◆ DIRECTIONS: Copy all lines below exactly as written. Leave pictures out.

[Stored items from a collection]
--- --- ---
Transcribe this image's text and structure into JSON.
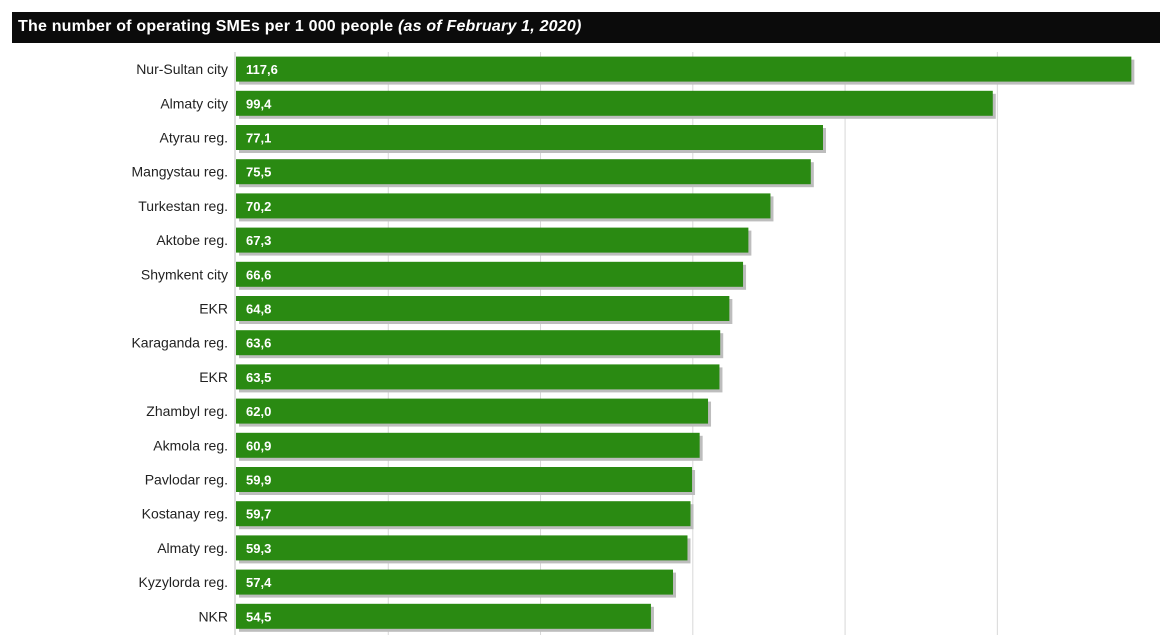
{
  "chart_data": {
    "type": "bar",
    "orientation": "horizontal",
    "title": "The number of operating SMEs per 1 000 people",
    "subtitle": "(as of February 1, 2020)",
    "categories": [
      "Nur-Sultan city",
      "Almaty city",
      "Atyrau reg.",
      "Mangystau reg.",
      "Turkestan reg.",
      "Aktobe reg.",
      "Shymkent city",
      "EKR",
      "Karaganda reg.",
      "EKR",
      "Zhambyl reg.",
      "Akmola reg.",
      "Pavlodar reg.",
      "Kostanay reg.",
      "Almaty reg.",
      "Kyzylorda reg.",
      "NKR"
    ],
    "values": [
      117.6,
      99.4,
      77.1,
      75.5,
      70.2,
      67.3,
      66.6,
      64.8,
      63.6,
      63.5,
      62.0,
      60.9,
      59.9,
      59.7,
      59.3,
      57.4,
      54.5
    ],
    "value_labels": [
      "117,6",
      "99,4",
      "77,1",
      "75,5",
      "70,2",
      "67,3",
      "66,6",
      "64,8",
      "63,6",
      "63,5",
      "62,0",
      "60,9",
      "59,9",
      "59,7",
      "59,3",
      "57,4",
      "54,5"
    ],
    "xlim": [
      0,
      120
    ],
    "grid": true,
    "bar_color": "#2a8a12",
    "title_background": "#0b0b0b"
  }
}
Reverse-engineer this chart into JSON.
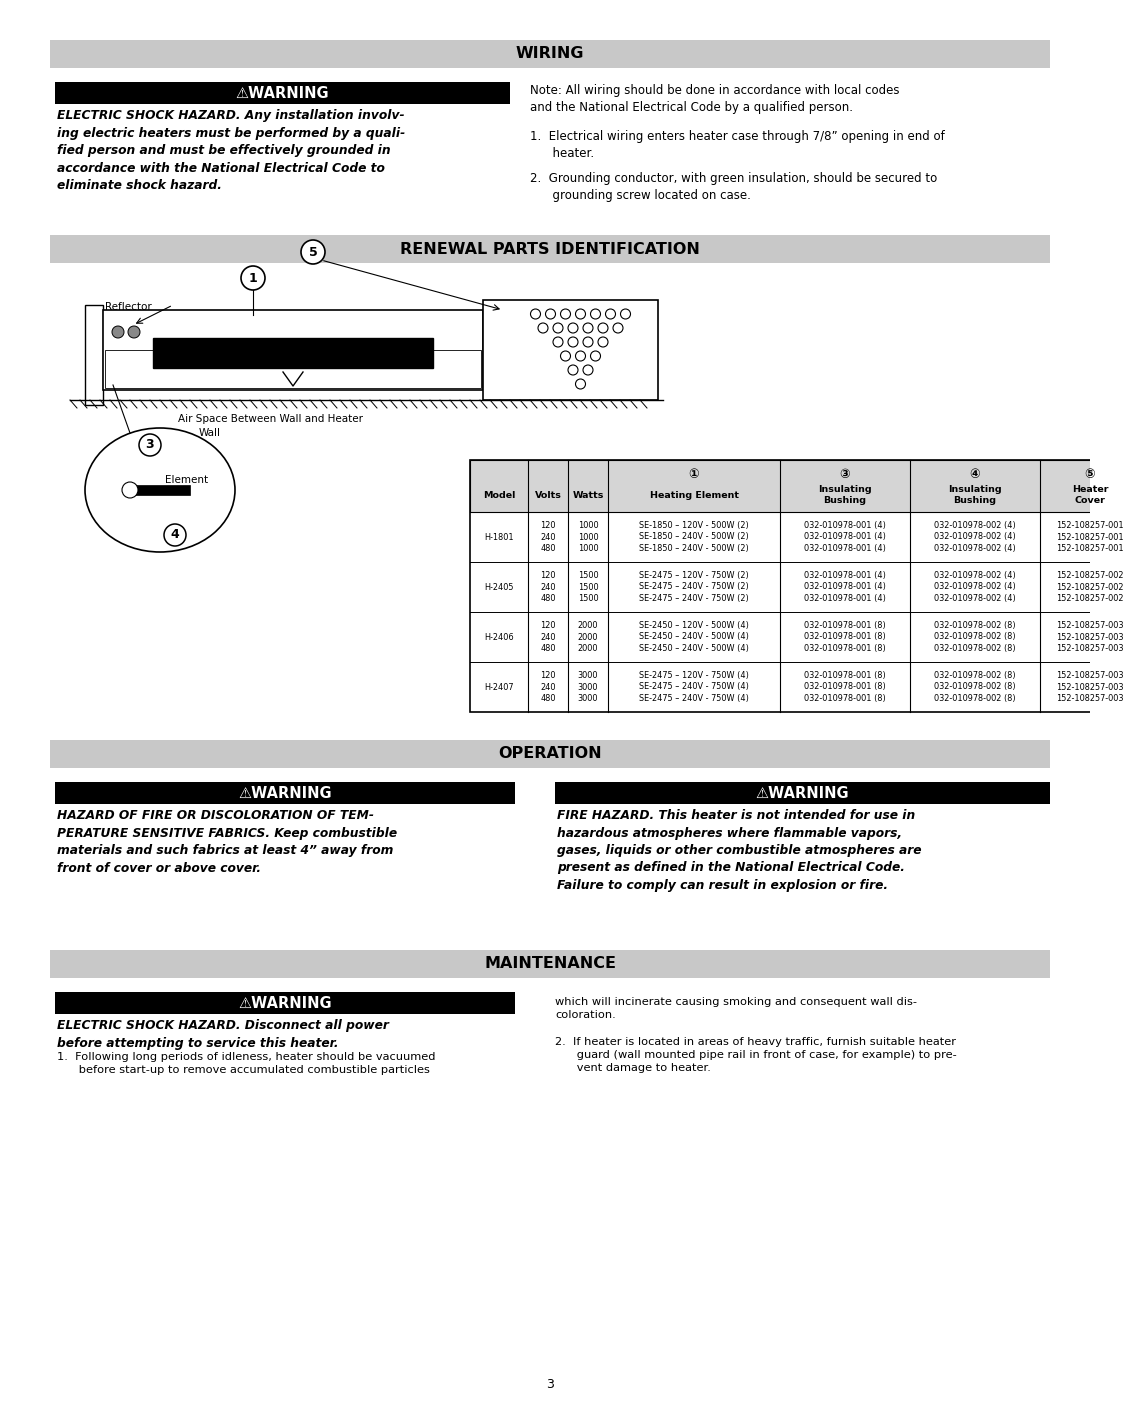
{
  "page_bg": "#ffffff",
  "section_header_bg": "#c8c8c8",
  "wiring_title": "WIRING",
  "renewal_title": "RENEWAL PARTS IDENTIFICATION",
  "operation_title": "OPERATION",
  "maintenance_title": "MAINTENANCE",
  "wiring_warn_title": "⚠WARNING",
  "wiring_warn_body_lines": [
    "ELECTRIC SHOCK HAZARD. Any installation involv-",
    "ing electric heaters must be performed by a quali-",
    "fied person and must be effectively grounded in",
    "accordance with the National Electrical Code to",
    "eliminate shock hazard."
  ],
  "wiring_note_bold": "Note:",
  "wiring_note_rest": " All wiring should be done in accordance with local codes\nand the National Electrical Code by a qualified person.",
  "wiring_item1": "Electrical wiring enters heater case through 7/8” opening in end of\n      heater.",
  "wiring_item2": "Grounding conductor, with green insulation, should be secured to\n      grounding screw located on case.",
  "op_warn1_title": "⚠WARNING",
  "op_warn1_body_lines": [
    "HAZARD OF FIRE OR DISCOLORATION OF TEM-",
    "PERATURE SENSITIVE FABRICS. Keep combustible",
    "materials and such fabrics at least 4” away from",
    "front of cover or above cover."
  ],
  "op_warn2_title": "⚠WARNING",
  "op_warn2_body_lines": [
    "FIRE HAZARD. This heater is not intended for use in",
    "hazardous atmospheres where flammable vapors,",
    "gases, liquids or other combustible atmospheres are",
    "present as defined in the National Electrical Code.",
    "Failure to comply can result in explosion or fire."
  ],
  "maint_warn_title": "⚠WARNING",
  "maint_warn_body_lines": [
    "ELECTRIC SHOCK HAZARD. Disconnect all power",
    "before attempting to service this heater."
  ],
  "maint_item1_lines": [
    "Following long periods of idleness, heater should be vacuumed",
    "before start-up to remove accumulated combustible particles"
  ],
  "maint_right_top": "which will incinerate causing smoking and consequent wall dis-\ncoloration.",
  "maint_item2_lines": [
    "If heater is located in areas of heavy traffic, furnish suitable heater",
    "guard (wall mounted pipe rail in front of case, for example) to pre-",
    "vent damage to heater."
  ],
  "page_number": "3",
  "table_rows": [
    [
      "H-1801",
      "120\n240\n480",
      "1000\n1000\n1000",
      "SE-1850 – 120V - 500W (2)\nSE-1850 – 240V - 500W (2)\nSE-1850 – 240V - 500W (2)",
      "032-010978-001 (4)\n032-010978-001 (4)\n032-010978-001 (4)",
      "032-010978-002 (4)\n032-010978-002 (4)\n032-010978-002 (4)",
      "152-108257-001\n152-108257-001\n152-108257-001"
    ],
    [
      "H-2405",
      "120\n240\n480",
      "1500\n1500\n1500",
      "SE-2475 – 120V - 750W (2)\nSE-2475 – 240V - 750W (2)\nSE-2475 – 240V - 750W (2)",
      "032-010978-001 (4)\n032-010978-001 (4)\n032-010978-001 (4)",
      "032-010978-002 (4)\n032-010978-002 (4)\n032-010978-002 (4)",
      "152-108257-002\n152-108257-002\n152-108257-002"
    ],
    [
      "H-2406",
      "120\n240\n480",
      "2000\n2000\n2000",
      "SE-2450 – 120V - 500W (4)\nSE-2450 – 240V - 500W (4)\nSE-2450 – 240V - 500W (4)",
      "032-010978-001 (8)\n032-010978-001 (8)\n032-010978-001 (8)",
      "032-010978-002 (8)\n032-010978-002 (8)\n032-010978-002 (8)",
      "152-108257-003\n152-108257-003\n152-108257-003"
    ],
    [
      "H-2407",
      "120\n240\n480",
      "3000\n3000\n3000",
      "SE-2475 – 120V - 750W (4)\nSE-2475 – 240V - 750W (4)\nSE-2475 – 240V - 750W (4)",
      "032-010978-001 (8)\n032-010978-001 (8)\n032-010978-001 (8)",
      "032-010978-002 (8)\n032-010978-002 (8)\n032-010978-002 (8)",
      "152-108257-003\n152-108257-003\n152-108257-003"
    ]
  ]
}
--- --- ---
◆ EXERCISE RESPONSE:
Transcribe this image's text and structure into JSON.
{
  "chart_data": {
    "type": "bar",
    "orientation": "horizontal",
    "title": "The number of operating SMEs per 1 000 people",
    "subtitle": "(as of February 1, 2020)",
    "categories": [
      "Nur-Sultan city",
      "Almaty city",
      "Atyrau reg.",
      "Mangystau reg.",
      "Turkestan reg.",
      "Aktobe reg.",
      "Shymkent city",
      "EKR",
      "Karaganda reg.",
      "EKR",
      "Zhambyl reg.",
      "Akmola reg.",
      "Pavlodar reg.",
      "Kostanay reg.",
      "Almaty reg.",
      "Kyzylorda reg.",
      "NKR"
    ],
    "values": [
      117.6,
      99.4,
      77.1,
      75.5,
      70.2,
      67.3,
      66.6,
      64.8,
      63.6,
      63.5,
      62.0,
      60.9,
      59.9,
      59.7,
      59.3,
      57.4,
      54.5
    ],
    "value_labels": [
      "117,6",
      "99,4",
      "77,1",
      "75,5",
      "70,2",
      "67,3",
      "66,6",
      "64,8",
      "63,6",
      "63,5",
      "62,0",
      "60,9",
      "59,9",
      "59,7",
      "59,3",
      "57,4",
      "54,5"
    ],
    "xlim": [
      0,
      120
    ],
    "grid": true,
    "bar_color": "#2a8a12",
    "title_background": "#0b0b0b"
  }
}
Reverse-engineer this chart into JSON.
{
  "page_bg": "#ffffff",
  "section_header_bg": "#c8c8c8",
  "wiring_title": "WIRING",
  "renewal_title": "RENEWAL PARTS IDENTIFICATION",
  "operation_title": "OPERATION",
  "maintenance_title": "MAINTENANCE",
  "wiring_warn_title": "⚠WARNING",
  "wiring_warn_body_lines": [
    "ELECTRIC SHOCK HAZARD. Any installation involv-",
    "ing electric heaters must be performed by a quali-",
    "fied person and must be effectively grounded in",
    "accordance with the National Electrical Code to",
    "eliminate shock hazard."
  ],
  "wiring_note_bold": "Note:",
  "wiring_note_rest": " All wiring should be done in accordance with local codes\nand the National Electrical Code by a qualified person.",
  "wiring_item1": "Electrical wiring enters heater case through 7/8” opening in end of\n      heater.",
  "wiring_item2": "Grounding conductor, with green insulation, should be secured to\n      grounding screw located on case.",
  "op_warn1_title": "⚠WARNING",
  "op_warn1_body_lines": [
    "HAZARD OF FIRE OR DISCOLORATION OF TEM-",
    "PERATURE SENSITIVE FABRICS. Keep combustible",
    "materials and such fabrics at least 4” away from",
    "front of cover or above cover."
  ],
  "op_warn2_title": "⚠WARNING",
  "op_warn2_body_lines": [
    "FIRE HAZARD. This heater is not intended for use in",
    "hazardous atmospheres where flammable vapors,",
    "gases, liquids or other combustible atmospheres are",
    "present as defined in the National Electrical Code.",
    "Failure to comply can result in explosion or fire."
  ],
  "maint_warn_title": "⚠WARNING",
  "maint_warn_body_lines": [
    "ELECTRIC SHOCK HAZARD. Disconnect all power",
    "before attempting to service this heater."
  ],
  "maint_item1_lines": [
    "Following long periods of idleness, heater should be vacuumed",
    "before start-up to remove accumulated combustible particles"
  ],
  "maint_right_top": "which will incinerate causing smoking and consequent wall dis-\ncoloration.",
  "maint_item2_lines": [
    "If heater is located in areas of heavy traffic, furnish suitable heater",
    "guard (wall mounted pipe rail in front of case, for example) to pre-",
    "vent damage to heater."
  ],
  "page_number": "3",
  "table_rows": [
    [
      "H-1801",
      "120\n240\n480",
      "1000\n1000\n1000",
      "SE-1850 – 120V - 500W (2)\nSE-1850 – 240V - 500W (2)\nSE-1850 – 240V - 500W (2)",
      "032-010978-001 (4)\n032-010978-001 (4)\n032-010978-001 (4)",
      "032-010978-002 (4)\n032-010978-002 (4)\n032-010978-002 (4)",
      "152-108257-001\n152-108257-001\n152-108257-001"
    ],
    [
      "H-2405",
      "120\n240\n480",
      "1500\n1500\n1500",
      "SE-2475 – 120V - 750W (2)\nSE-2475 – 240V - 750W (2)\nSE-2475 – 240V - 750W (2)",
      "032-010978-001 (4)\n032-010978-001 (4)\n032-010978-001 (4)",
      "032-010978-002 (4)\n032-010978-002 (4)\n032-010978-002 (4)",
      "152-108257-002\n152-108257-002\n152-108257-002"
    ],
    [
      "H-2406",
      "120\n240\n480",
      "2000\n2000\n2000",
      "SE-2450 – 120V - 500W (4)\nSE-2450 – 240V - 500W (4)\nSE-2450 – 240V - 500W (4)",
      "032-010978-001 (8)\n032-010978-001 (8)\n032-010978-001 (8)",
      "032-010978-002 (8)\n032-010978-002 (8)\n032-010978-002 (8)",
      "152-108257-003\n152-108257-003\n152-108257-003"
    ],
    [
      "H-2407",
      "120\n240\n480",
      "3000\n3000\n3000",
      "SE-2475 – 120V - 750W (4)\nSE-2475 – 240V - 750W (4)\nSE-2475 – 240V - 750W (4)",
      "032-010978-001 (8)\n032-010978-001 (8)\n032-010978-001 (8)",
      "032-010978-002 (8)\n032-010978-002 (8)\n032-010978-002 (8)",
      "152-108257-003\n152-108257-003\n152-108257-003"
    ]
  ]
}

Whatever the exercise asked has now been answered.